[WHAT THE EXERCISE ASKS]:
Reproduce every entry that follows word for word, but omit the images.

(Entries from a dataset)
* * *
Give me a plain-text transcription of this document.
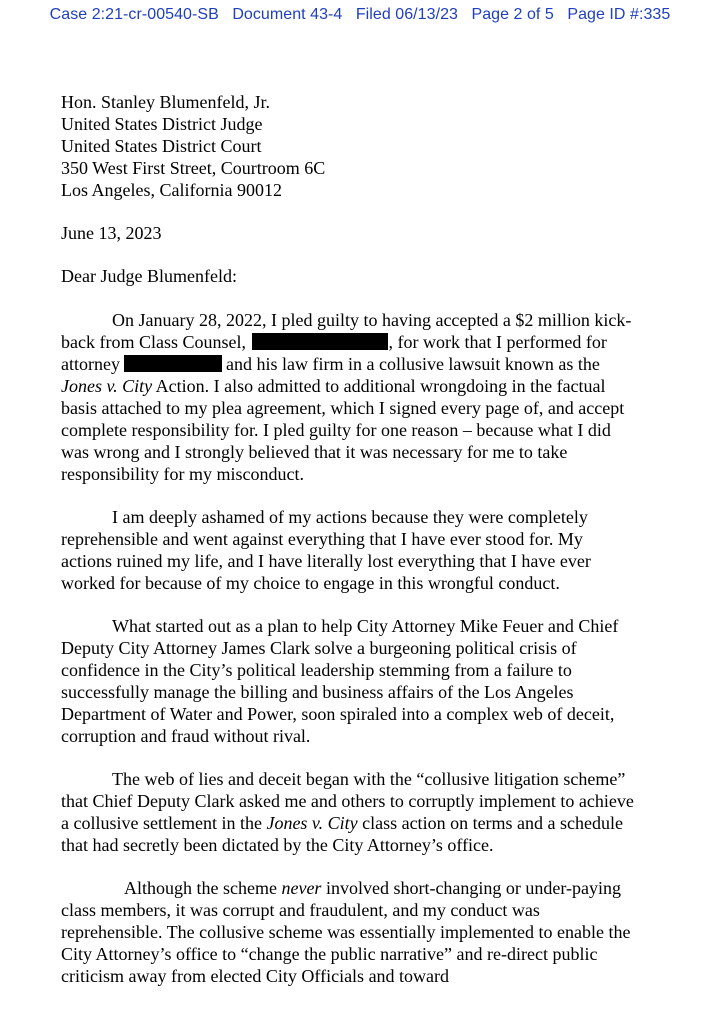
Case 2:21-cr-00540-SB Document 43-4 Filed 06/13/23 Page 2 of 5 Page ID #:335
Hon. Stanley Blumenfeld, Jr.
United States District Judge
United States District Court
350 West First Street, Courtroom 6C
Los Angeles, California 90012
June 13, 2023
Dear Judge Blumenfeld:
On January 28, 2022, I pled guilty to having accepted a $2 million kick-
back from Class Counsel,	, for work that I performed for
attorney	and his law firm in a collusive lawsuit known as the
Jones v. City Action. I also admitted to additional wrongdoing in the factual
basis attached to my plea agreement, which I signed every page of, and accept
complete responsibility for. I pled guilty for one reason – because what I did
was wrong and I strongly believed that it was necessary for me to take
responsibility for my misconduct.
I am deeply ashamed of my actions because they were completely
reprehensible and went against everything that I have ever stood for. My
actions ruined my life, and I have literally lost everything that I have ever
worked for because of my choice to engage in this wrongful conduct.
What started out as a plan to help City Attorney Mike Feuer and Chief
Deputy City Attorney James Clark solve a burgeoning political crisis of
confidence in the City’s political leadership stemming from a failure to
successfully manage the billing and business affairs of the Los Angeles
Department of Water and Power, soon spiraled into a complex web of deceit,
corruption and fraud without rival.
The web of lies and deceit began with the “collusive litigation scheme”
that Chief Deputy Clark asked me and others to corruptly implement to achieve
a collusive settlement in the Jones v. City class action on terms and a schedule
that had secretly been dictated by the City Attorney’s office.
Although the scheme never involved short-changing or under-paying
class members, it was corrupt and fraudulent, and my conduct was
reprehensible. The collusive scheme was essentially implemented to enable the
City Attorney’s office to “change the public narrative” and re-direct public
criticism away from elected City Officials and toward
* * *
[RESPONSE]:
Give me a plain-text transcription of this document.
Case 2:21-cr-00540-SB Document 43-4 Filed 06/13/23 Page 2 of 5 Page ID #:335
Hon. Stanley Blumenfeld, Jr.
United States District Judge
United States District Court
350 West First Street, Courtroom 6C
Los Angeles, California 90012
June 13, 2023
Dear Judge Blumenfeld:
On January 28, 2022, I pled guilty to having accepted a $2 million kick-
back from Class Counsel,	, for work that I performed for
attorney	and his law firm in a collusive lawsuit known as the
Jones v. City Action. I also admitted to additional wrongdoing in the factual
basis attached to my plea agreement, which I signed every page of, and accept
complete responsibility for. I pled guilty for one reason – because what I did
was wrong and I strongly believed that it was necessary for me to take
responsibility for my misconduct.
I am deeply ashamed of my actions because they were completely
reprehensible and went against everything that I have ever stood for. My
actions ruined my life, and I have literally lost everything that I have ever
worked for because of my choice to engage in this wrongful conduct.
What started out as a plan to help City Attorney Mike Feuer and Chief
Deputy City Attorney James Clark solve a burgeoning political crisis of
confidence in the City’s political leadership stemming from a failure to
successfully manage the billing and business affairs of the Los Angeles
Department of Water and Power, soon spiraled into a complex web of deceit,
corruption and fraud without rival.
The web of lies and deceit began with the “collusive litigation scheme”
that Chief Deputy Clark asked me and others to corruptly implement to achieve
a collusive settlement in the Jones v. City class action on terms and a schedule
that had secretly been dictated by the City Attorney’s office.
Although the scheme never involved short-changing or under-paying
class members, it was corrupt and fraudulent, and my conduct was
reprehensible. The collusive scheme was essentially implemented to enable the
City Attorney’s office to “change the public narrative” and re-direct public
criticism away from elected City Officials and toward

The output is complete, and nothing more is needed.